======== Records shown

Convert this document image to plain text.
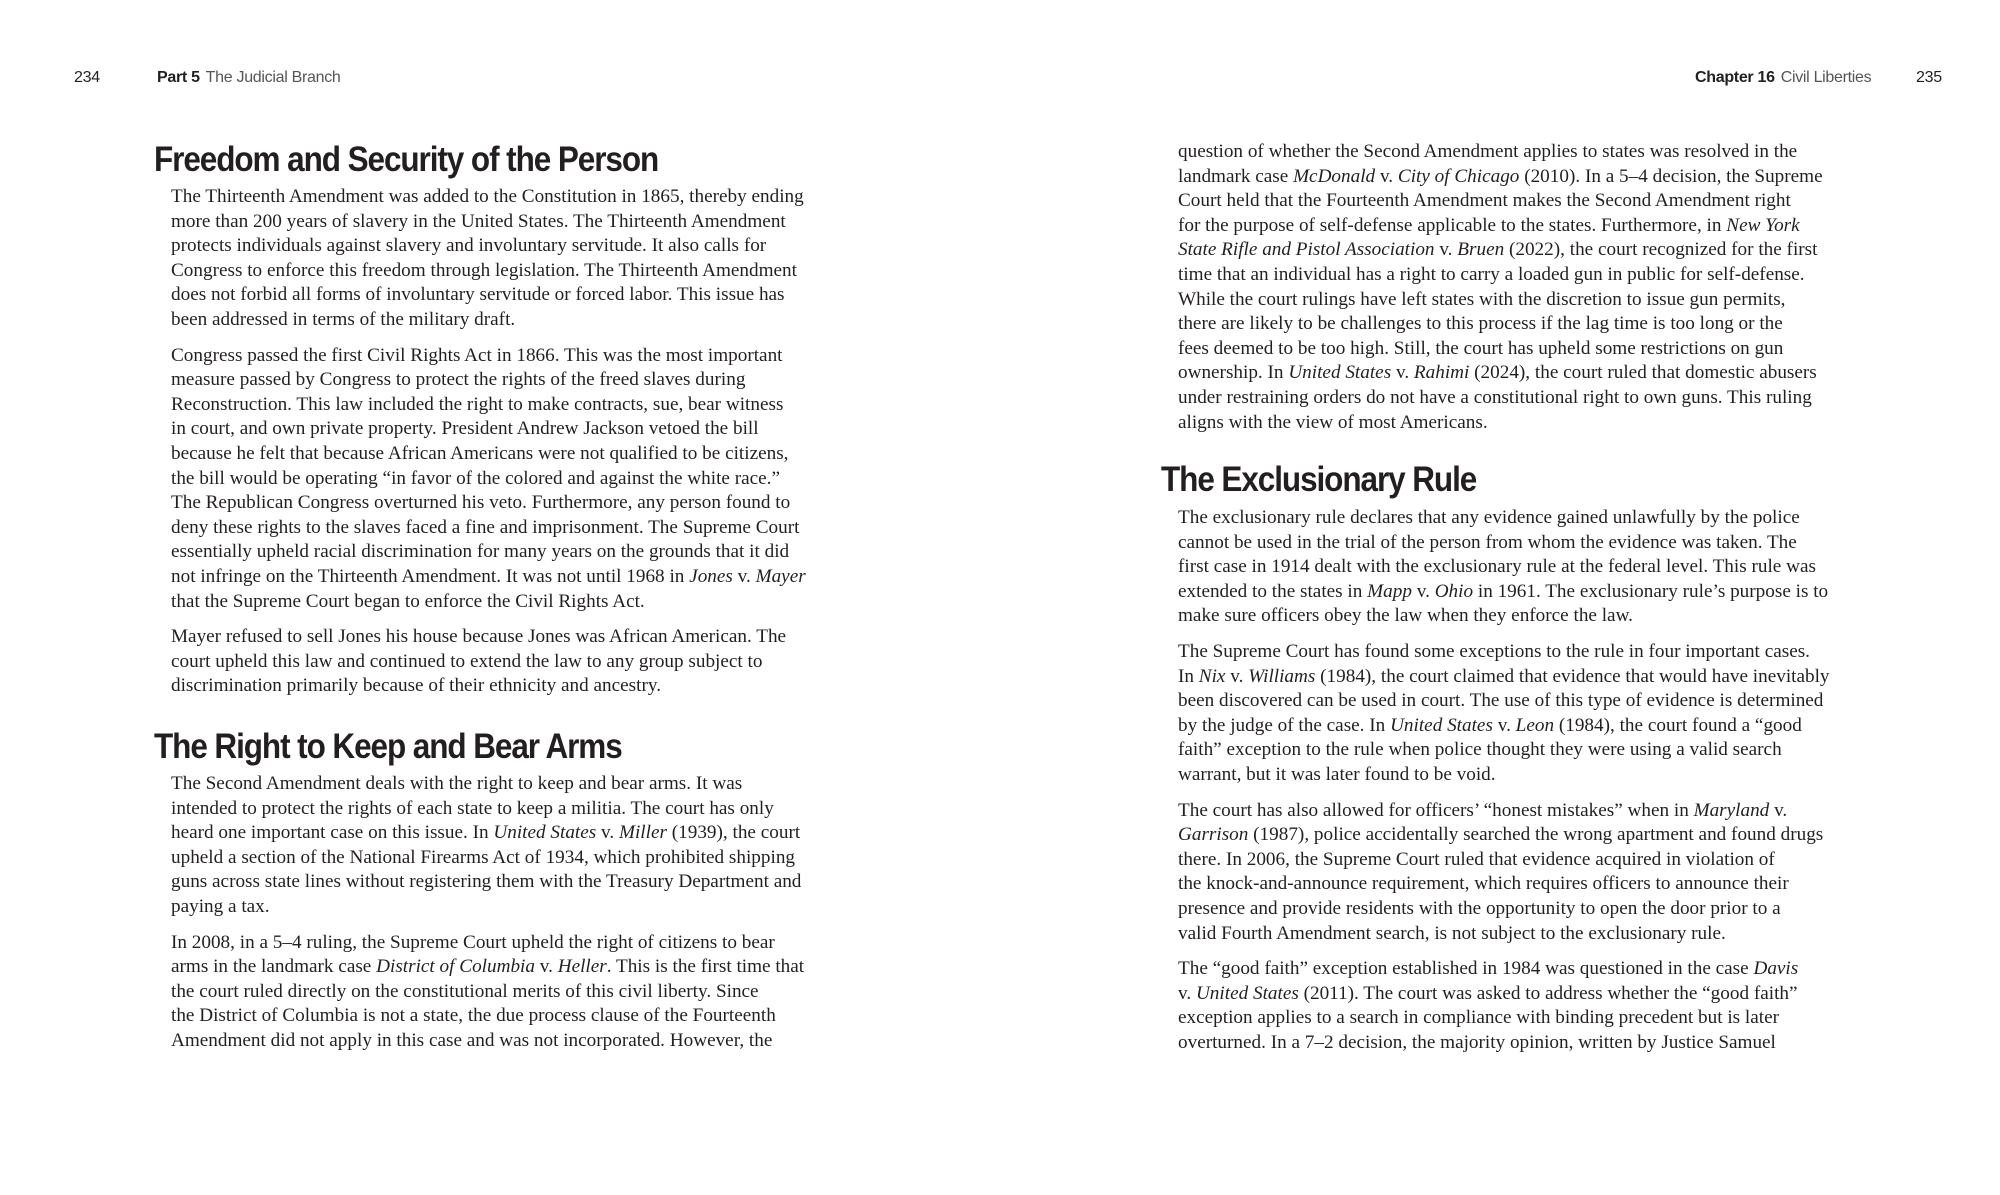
234	Part 5 The Judicial Branch
Freedom and Security of the Person

The Thirteenth Amendment was added to the Constitution in 1865, thereby ending
more than 200 years of slavery in the United States. The Thirteenth Amendment
protects individuals against slavery and involuntary servitude. It also calls for
Congress to enforce this freedom through legislation. The Thirteenth Amendment
does not forbid all forms of involuntary servitude or forced labor. This issue has
been addressed in terms of the military draft.

Congress passed the first Civil Rights Act in 1866. This was the most important
measure passed by Congress to protect the rights of the freed slaves during
Reconstruction. This law included the right to make contracts, sue, bear witness
in court, and own private property. President Andrew Jackson vetoed the bill
because he felt that because African Americans were not qualified to be citizens,
the bill would be operating “in favor of the colored and against the white race.”
The Republican Congress overturned his veto. Furthermore, any person found to
deny these rights to the slaves faced a fine and imprisonment. The Supreme Court
essentially upheld racial discrimination for many years on the grounds that it did
not infringe on the Thirteenth Amendment. It was not until 1968 in Jones v. Mayer
that the Supreme Court began to enforce the Civil Rights Act.

Mayer refused to sell Jones his house because Jones was African American. The
court upheld this law and continued to extend the law to any group subject to
discrimination primarily because of their ethnicity and ancestry.

The Right to Keep and Bear Arms

The Second Amendment deals with the right to keep and bear arms. It was
intended to protect the rights of each state to keep a militia. The court has only
heard one important case on this issue. In United States v. Miller (1939), the court
upheld a section of the National Firearms Act of 1934, which prohibited shipping
guns across state lines without registering them with the Treasury Department and
paying a tax.

In 2008, in a 5–4 ruling, the Supreme Court upheld the right of citizens to bear
arms in the landmark case District of Columbia v. Heller. This is the first time that
the court ruled directly on the constitutional merits of this civil liberty. Since
the District of Columbia is not a state, the due process clause of the Fourteenth
Amendment did not apply in this case and was not incorporated. However, the

Chapter 16 Civil Liberties	235

question of whether the Second Amendment applies to states was resolved in the
landmark case McDonald v. City of Chicago (2010). In a 5–4 decision, the Supreme
Court held that the Fourteenth Amendment makes the Second Amendment right
for the purpose of self-defense applicable to the states. Furthermore, in New York
State Rifle and Pistol Association v. Bruen (2022), the court recognized for the first
time that an individual has a right to carry a loaded gun in public for self-defense.
While the court rulings have left states with the discretion to issue gun permits,
there are likely to be challenges to this process if the lag time is too long or the
fees deemed to be too high. Still, the court has upheld some restrictions on gun
ownership. In United States v. Rahimi (2024), the court ruled that domestic abusers
under restraining orders do not have a constitutional right to own guns. This ruling
aligns with the view of most Americans.

The Exclusionary Rule

The exclusionary rule declares that any evidence gained unlawfully by the police
cannot be used in the trial of the person from whom the evidence was taken. The
first case in 1914 dealt with the exclusionary rule at the federal level. This rule was
extended to the states in Mapp v. Ohio in 1961. The exclusionary rule’s purpose is to
make sure officers obey the law when they enforce the law.

The Supreme Court has found some exceptions to the rule in four important cases.
In Nix v. Williams (1984), the court claimed that evidence that would have inevitably
been discovered can be used in court. The use of this type of evidence is determined
by the judge of the case. In United States v. Leon (1984), the court found a “good
faith” exception to the rule when police thought they were using a valid search
warrant, but it was later found to be void.

The court has also allowed for officers’ “honest mistakes” when in Maryland v.
Garrison (1987), police accidentally searched the wrong apartment and found drugs
there. In 2006, the Supreme Court ruled that evidence acquired in violation of
the knock-and-announce requirement, which requires officers to announce their
presence and provide residents with the opportunity to open the door prior to a
valid Fourth Amendment search, is not subject to the exclusionary rule.

The “good faith” exception established in 1984 was questioned in the case Davis
v. United States (2011). The court was asked to address whether the “good faith”
exception applies to a search in compliance with binding precedent but is later
overturned. In a 7–2 decision, the majority opinion, written by Justice Samuel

================

▶ Requirements
Without the pictures, output the full listing exactly as it stands.

▶ Solution to the exercise
Convert this document image to plain text.
234	Part 5 The Judicial Branch
Freedom and Security of the Person

The Thirteenth Amendment was added to the Constitution in 1865, thereby ending
more than 200 years of slavery in the United States. The Thirteenth Amendment
protects individuals against slavery and involuntary servitude. It also calls for
Congress to enforce this freedom through legislation. The Thirteenth Amendment
does not forbid all forms of involuntary servitude or forced labor. This issue has
been addressed in terms of the military draft.

Congress passed the first Civil Rights Act in 1866. This was the most important
measure passed by Congress to protect the rights of the freed slaves during
Reconstruction. This law included the right to make contracts, sue, bear witness
in court, and own private property. President Andrew Jackson vetoed the bill
because he felt that because African Americans were not qualified to be citizens,
the bill would be operating “in favor of the colored and against the white race.”
The Republican Congress overturned his veto. Furthermore, any person found to
deny these rights to the slaves faced a fine and imprisonment. The Supreme Court
essentially upheld racial discrimination for many years on the grounds that it did
not infringe on the Thirteenth Amendment. It was not until 1968 in Jones v. Mayer
that the Supreme Court began to enforce the Civil Rights Act.

Mayer refused to sell Jones his house because Jones was African American. The
court upheld this law and continued to extend the law to any group subject to
discrimination primarily because of their ethnicity and ancestry.

The Right to Keep and Bear Arms

The Second Amendment deals with the right to keep and bear arms. It was
intended to protect the rights of each state to keep a militia. The court has only
heard one important case on this issue. In United States v. Miller (1939), the court
upheld a section of the National Firearms Act of 1934, which prohibited shipping
guns across state lines without registering them with the Treasury Department and
paying a tax.

In 2008, in a 5–4 ruling, the Supreme Court upheld the right of citizens to bear
arms in the landmark case District of Columbia v. Heller. This is the first time that
the court ruled directly on the constitutional merits of this civil liberty. Since
the District of Columbia is not a state, the due process clause of the Fourteenth
Amendment did not apply in this case and was not incorporated. However, the

Chapter 16 Civil Liberties	235

question of whether the Second Amendment applies to states was resolved in the
landmark case McDonald v. City of Chicago (2010). In a 5–4 decision, the Supreme
Court held that the Fourteenth Amendment makes the Second Amendment right
for the purpose of self-defense applicable to the states. Furthermore, in New York
State Rifle and Pistol Association v. Bruen (2022), the court recognized for the first
time that an individual has a right to carry a loaded gun in public for self-defense.
While the court rulings have left states with the discretion to issue gun permits,
there are likely to be challenges to this process if the lag time is too long or the
fees deemed to be too high. Still, the court has upheld some restrictions on gun
ownership. In United States v. Rahimi (2024), the court ruled that domestic abusers
under restraining orders do not have a constitutional right to own guns. This ruling
aligns with the view of most Americans.

The Exclusionary Rule

The exclusionary rule declares that any evidence gained unlawfully by the police
cannot be used in the trial of the person from whom the evidence was taken. The
first case in 1914 dealt with the exclusionary rule at the federal level. This rule was
extended to the states in Mapp v. Ohio in 1961. The exclusionary rule’s purpose is to
make sure officers obey the law when they enforce the law.

The Supreme Court has found some exceptions to the rule in four important cases.
In Nix v. Williams (1984), the court claimed that evidence that would have inevitably
been discovered can be used in court. The use of this type of evidence is determined
by the judge of the case. In United States v. Leon (1984), the court found a “good
faith” exception to the rule when police thought they were using a valid search
warrant, but it was later found to be void.

The court has also allowed for officers’ “honest mistakes” when in Maryland v.
Garrison (1987), police accidentally searched the wrong apartment and found drugs
there. In 2006, the Supreme Court ruled that evidence acquired in violation of
the knock-and-announce requirement, which requires officers to announce their
presence and provide residents with the opportunity to open the door prior to a
valid Fourth Amendment search, is not subject to the exclusionary rule.

The “good faith” exception established in 1984 was questioned in the case Davis
v. United States (2011). The court was asked to address whether the “good faith”
exception applies to a search in compliance with binding precedent but is later
overturned. In a 7–2 decision, the majority opinion, written by Justice Samuel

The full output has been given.